Exercise description
Whenever a line below holds the word "document", copy that line.

── Input data

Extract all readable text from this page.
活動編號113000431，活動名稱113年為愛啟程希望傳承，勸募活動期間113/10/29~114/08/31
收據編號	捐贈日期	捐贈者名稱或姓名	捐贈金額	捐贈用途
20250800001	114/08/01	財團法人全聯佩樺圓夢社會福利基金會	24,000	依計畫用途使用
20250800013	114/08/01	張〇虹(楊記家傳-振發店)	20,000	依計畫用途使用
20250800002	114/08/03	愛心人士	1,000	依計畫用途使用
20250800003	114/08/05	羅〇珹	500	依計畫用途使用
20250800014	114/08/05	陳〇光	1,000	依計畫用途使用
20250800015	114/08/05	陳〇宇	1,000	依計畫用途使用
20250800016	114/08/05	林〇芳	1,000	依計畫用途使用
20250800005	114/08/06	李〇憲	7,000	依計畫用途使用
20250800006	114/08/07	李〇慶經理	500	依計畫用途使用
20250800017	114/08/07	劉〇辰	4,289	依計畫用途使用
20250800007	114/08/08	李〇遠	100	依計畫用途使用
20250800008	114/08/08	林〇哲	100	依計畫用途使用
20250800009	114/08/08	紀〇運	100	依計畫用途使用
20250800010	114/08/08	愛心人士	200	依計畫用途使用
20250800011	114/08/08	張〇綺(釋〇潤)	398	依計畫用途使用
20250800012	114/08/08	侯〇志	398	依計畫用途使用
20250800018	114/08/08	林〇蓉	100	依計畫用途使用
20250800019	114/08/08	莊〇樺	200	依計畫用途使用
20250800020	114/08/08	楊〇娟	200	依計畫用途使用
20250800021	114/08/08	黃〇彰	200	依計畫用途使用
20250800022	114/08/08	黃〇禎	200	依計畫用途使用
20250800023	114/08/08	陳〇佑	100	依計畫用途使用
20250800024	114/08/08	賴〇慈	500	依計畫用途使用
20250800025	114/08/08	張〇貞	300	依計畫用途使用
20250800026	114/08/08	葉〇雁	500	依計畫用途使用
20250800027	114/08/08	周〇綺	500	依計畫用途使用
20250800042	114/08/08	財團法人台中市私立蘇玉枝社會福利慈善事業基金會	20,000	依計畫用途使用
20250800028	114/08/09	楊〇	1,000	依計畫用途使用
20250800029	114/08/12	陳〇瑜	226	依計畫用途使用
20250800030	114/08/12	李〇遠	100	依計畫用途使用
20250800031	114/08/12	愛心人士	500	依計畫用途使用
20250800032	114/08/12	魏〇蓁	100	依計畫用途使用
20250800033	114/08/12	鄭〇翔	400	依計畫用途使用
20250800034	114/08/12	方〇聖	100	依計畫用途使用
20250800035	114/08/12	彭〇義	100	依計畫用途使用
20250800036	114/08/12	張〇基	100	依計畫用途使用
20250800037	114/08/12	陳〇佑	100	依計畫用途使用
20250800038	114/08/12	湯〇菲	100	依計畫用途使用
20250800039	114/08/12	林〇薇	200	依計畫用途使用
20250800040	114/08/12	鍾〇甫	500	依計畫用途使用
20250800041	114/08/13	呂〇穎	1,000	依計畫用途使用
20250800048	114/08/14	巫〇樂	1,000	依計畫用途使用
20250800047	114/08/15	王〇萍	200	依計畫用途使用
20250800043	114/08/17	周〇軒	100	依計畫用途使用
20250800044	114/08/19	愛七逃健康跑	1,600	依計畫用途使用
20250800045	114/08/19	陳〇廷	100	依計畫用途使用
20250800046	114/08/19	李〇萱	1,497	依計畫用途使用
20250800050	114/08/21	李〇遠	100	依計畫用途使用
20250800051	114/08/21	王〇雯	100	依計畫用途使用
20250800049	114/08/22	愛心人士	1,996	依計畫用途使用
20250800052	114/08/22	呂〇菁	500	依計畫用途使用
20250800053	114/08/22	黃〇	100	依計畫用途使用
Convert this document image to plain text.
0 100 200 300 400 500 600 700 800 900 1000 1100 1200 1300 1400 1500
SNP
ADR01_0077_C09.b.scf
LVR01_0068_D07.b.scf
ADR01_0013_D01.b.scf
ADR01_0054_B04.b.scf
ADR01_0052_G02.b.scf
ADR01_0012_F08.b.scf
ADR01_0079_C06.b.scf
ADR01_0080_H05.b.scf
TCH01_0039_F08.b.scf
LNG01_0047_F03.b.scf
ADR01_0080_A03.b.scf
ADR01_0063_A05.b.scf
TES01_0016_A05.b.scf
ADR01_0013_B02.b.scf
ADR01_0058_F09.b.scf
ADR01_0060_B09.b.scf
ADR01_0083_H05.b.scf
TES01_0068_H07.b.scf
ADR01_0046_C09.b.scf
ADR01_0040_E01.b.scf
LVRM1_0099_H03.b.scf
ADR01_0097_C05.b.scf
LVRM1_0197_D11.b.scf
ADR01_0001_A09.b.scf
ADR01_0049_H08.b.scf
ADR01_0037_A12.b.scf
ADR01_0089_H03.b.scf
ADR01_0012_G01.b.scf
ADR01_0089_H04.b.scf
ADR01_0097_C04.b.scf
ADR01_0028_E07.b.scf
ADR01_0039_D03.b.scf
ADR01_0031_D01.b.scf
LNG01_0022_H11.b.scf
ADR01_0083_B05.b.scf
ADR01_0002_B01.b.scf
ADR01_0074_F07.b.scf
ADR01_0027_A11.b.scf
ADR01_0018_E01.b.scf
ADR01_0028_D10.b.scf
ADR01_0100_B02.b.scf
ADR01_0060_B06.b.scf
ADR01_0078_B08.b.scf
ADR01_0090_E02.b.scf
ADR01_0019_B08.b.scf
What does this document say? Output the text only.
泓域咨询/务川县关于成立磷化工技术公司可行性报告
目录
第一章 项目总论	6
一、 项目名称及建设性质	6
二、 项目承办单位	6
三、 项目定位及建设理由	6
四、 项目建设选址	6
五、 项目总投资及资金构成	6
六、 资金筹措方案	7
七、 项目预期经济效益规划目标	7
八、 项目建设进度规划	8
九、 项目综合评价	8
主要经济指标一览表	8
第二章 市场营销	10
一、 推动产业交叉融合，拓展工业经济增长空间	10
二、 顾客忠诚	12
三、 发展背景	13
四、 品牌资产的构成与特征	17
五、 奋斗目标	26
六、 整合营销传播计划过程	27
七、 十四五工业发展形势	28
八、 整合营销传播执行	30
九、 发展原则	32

────

Result of the task
Convert this document image to plain text.
What does this document say? Output the text only.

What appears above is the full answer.